— AIM —
Please print every record below exactly as it appears.

— TASK MATERIAL —
--- Begin ---

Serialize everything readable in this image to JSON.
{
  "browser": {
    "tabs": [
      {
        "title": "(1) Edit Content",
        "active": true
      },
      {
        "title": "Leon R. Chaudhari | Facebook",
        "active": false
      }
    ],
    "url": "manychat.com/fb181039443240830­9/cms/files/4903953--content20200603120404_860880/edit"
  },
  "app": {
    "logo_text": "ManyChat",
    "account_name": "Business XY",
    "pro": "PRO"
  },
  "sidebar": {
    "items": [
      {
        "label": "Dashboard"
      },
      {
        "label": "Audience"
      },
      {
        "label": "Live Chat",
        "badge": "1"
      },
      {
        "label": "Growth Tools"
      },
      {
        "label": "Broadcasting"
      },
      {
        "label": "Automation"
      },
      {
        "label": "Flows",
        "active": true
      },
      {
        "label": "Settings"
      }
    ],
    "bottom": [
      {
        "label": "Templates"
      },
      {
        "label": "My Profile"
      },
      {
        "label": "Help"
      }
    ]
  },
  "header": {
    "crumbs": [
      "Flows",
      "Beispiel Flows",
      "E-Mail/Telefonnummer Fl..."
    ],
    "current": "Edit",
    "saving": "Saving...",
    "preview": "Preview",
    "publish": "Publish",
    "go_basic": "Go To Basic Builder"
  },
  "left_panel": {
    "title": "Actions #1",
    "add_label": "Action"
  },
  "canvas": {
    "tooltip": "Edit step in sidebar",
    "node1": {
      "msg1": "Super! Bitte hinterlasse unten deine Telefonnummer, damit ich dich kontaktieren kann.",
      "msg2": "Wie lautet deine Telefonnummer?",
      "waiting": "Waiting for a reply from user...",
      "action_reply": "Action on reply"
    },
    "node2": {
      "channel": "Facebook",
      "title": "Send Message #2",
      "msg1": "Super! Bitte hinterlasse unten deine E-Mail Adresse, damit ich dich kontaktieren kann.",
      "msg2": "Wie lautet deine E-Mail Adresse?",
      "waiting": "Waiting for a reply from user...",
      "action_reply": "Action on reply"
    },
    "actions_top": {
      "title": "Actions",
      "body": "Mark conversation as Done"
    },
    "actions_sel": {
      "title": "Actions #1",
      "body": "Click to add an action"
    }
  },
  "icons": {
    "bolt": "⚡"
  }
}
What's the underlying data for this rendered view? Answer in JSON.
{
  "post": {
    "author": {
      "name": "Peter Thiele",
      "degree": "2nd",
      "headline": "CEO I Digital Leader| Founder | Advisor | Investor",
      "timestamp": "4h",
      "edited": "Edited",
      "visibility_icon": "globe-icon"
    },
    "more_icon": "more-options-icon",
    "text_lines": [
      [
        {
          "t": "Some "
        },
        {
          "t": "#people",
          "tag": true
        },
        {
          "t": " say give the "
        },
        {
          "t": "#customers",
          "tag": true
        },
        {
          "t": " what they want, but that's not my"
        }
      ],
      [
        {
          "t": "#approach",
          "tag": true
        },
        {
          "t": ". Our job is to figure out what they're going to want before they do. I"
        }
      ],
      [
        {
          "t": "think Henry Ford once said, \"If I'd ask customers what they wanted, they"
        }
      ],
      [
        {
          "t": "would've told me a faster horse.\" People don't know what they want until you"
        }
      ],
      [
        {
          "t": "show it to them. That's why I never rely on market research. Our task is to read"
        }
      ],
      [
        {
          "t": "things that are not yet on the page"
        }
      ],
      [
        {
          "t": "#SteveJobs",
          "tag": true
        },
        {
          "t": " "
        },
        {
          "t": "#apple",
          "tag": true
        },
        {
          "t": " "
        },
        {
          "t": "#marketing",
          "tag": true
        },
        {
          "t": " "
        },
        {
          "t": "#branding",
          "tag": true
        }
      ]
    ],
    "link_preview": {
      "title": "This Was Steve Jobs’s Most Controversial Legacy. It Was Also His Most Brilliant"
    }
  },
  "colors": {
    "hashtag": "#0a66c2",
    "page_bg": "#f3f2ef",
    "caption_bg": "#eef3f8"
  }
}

--- End ---

— SOLUTION FOR THIS EXERCISE —
Serialize everything readable in this image to JSON.
{
  "browser": {
    "tabs": [
      {
        "title": "(1) Edit Content",
        "active": true
      },
      {
        "title": "Leon R. Chaudhari | Facebook",
        "active": false
      }
    ],
    "url": "manychat.com/fb181039443240830­9/cms/files/4903953--content20200603120404_860880/edit"
  },
  "app": {
    "logo_text": "ManyChat",
    "account_name": "Business XY",
    "pro": "PRO"
  },
  "sidebar": {
    "items": [
      {
        "label": "Dashboard"
      },
      {
        "label": "Audience"
      },
      {
        "label": "Live Chat",
        "badge": "1"
      },
      {
        "label": "Growth Tools"
      },
      {
        "label": "Broadcasting"
      },
      {
        "label": "Automation"
      },
      {
        "label": "Flows",
        "active": true
      },
      {
        "label": "Settings"
      }
    ],
    "bottom": [
      {
        "label": "Templates"
      },
      {
        "label": "My Profile"
      },
      {
        "label": "Help"
      }
    ]
  },
  "header": {
    "crumbs": [
      "Flows",
      "Beispiel Flows",
      "E-Mail/Telefonnummer Fl..."
    ],
    "current": "Edit",
    "saving": "Saving...",
    "preview": "Preview",
    "publish": "Publish",
    "go_basic": "Go To Basic Builder"
  },
  "left_panel": {
    "title": "Actions #1",
    "add_label": "Action"
  },
  "canvas": {
    "tooltip": "Edit step in sidebar",
    "node1": {
      "msg1": "Super! Bitte hinterlasse unten deine Telefonnummer, damit ich dich kontaktieren kann.",
      "msg2": "Wie lautet deine Telefonnummer?",
      "waiting": "Waiting for a reply from user...",
      "action_reply": "Action on reply"
    },
    "node2": {
      "channel": "Facebook",
      "title": "Send Message #2",
      "msg1": "Super! Bitte hinterlasse unten deine E-Mail Adresse, damit ich dich kontaktieren kann.",
      "msg2": "Wie lautet deine E-Mail Adresse?",
      "waiting": "Waiting for a reply from user...",
      "action_reply": "Action on reply"
    },
    "actions_top": {
      "title": "Actions",
      "body": "Mark conversation as Done"
    },
    "actions_sel": {
      "title": "Actions #1",
      "body": "Click to add an action"
    }
  },
  "icons": {
    "bolt": "⚡"
  }
}
What's the underlying data for this rendered view? Answer in JSON.
{
  "post": {
    "author": {
      "name": "Peter Thiele",
      "degree": "2nd",
      "headline": "CEO I Digital Leader| Founder | Advisor | Investor",
      "timestamp": "4h",
      "edited": "Edited",
      "visibility_icon": "globe-icon"
    },
    "more_icon": "more-options-icon",
    "text_lines": [
      [
        {
          "t": "Some "
        },
        {
          "t": "#people",
          "tag": true
        },
        {
          "t": " say give the "
        },
        {
          "t": "#customers",
          "tag": true
        },
        {
          "t": " what they want, but that's not my"
        }
      ],
      [
        {
          "t": "#approach",
          "tag": true
        },
        {
          "t": ". Our job is to figure out what they're going to want before they do. I"
        }
      ],
      [
        {
          "t": "think Henry Ford once said, \"If I'd ask customers what they wanted, they"
        }
      ],
      [
        {
          "t": "would've told me a faster horse.\" People don't know what they want until you"
        }
      ],
      [
        {
          "t": "show it to them. That's why I never rely on market research. Our task is to read"
        }
      ],
      [
        {
          "t": "things that are not yet on the page"
        }
      ],
      [
        {
          "t": "#SteveJobs",
          "tag": true
        },
        {
          "t": " "
        },
        {
          "t": "#apple",
          "tag": true
        },
        {
          "t": " "
        },
        {
          "t": "#marketing",
          "tag": true
        },
        {
          "t": " "
        },
        {
          "t": "#branding",
          "tag": true
        }
      ]
    ],
    "link_preview": {
      "title": "This Was Steve Jobs’s Most Controversial Legacy. It Was Also His Most Brilliant"
    }
  },
  "colors": {
    "hashtag": "#0a66c2",
    "page_bg": "#f3f2ef",
    "caption_bg": "#eef3f8"
  }
}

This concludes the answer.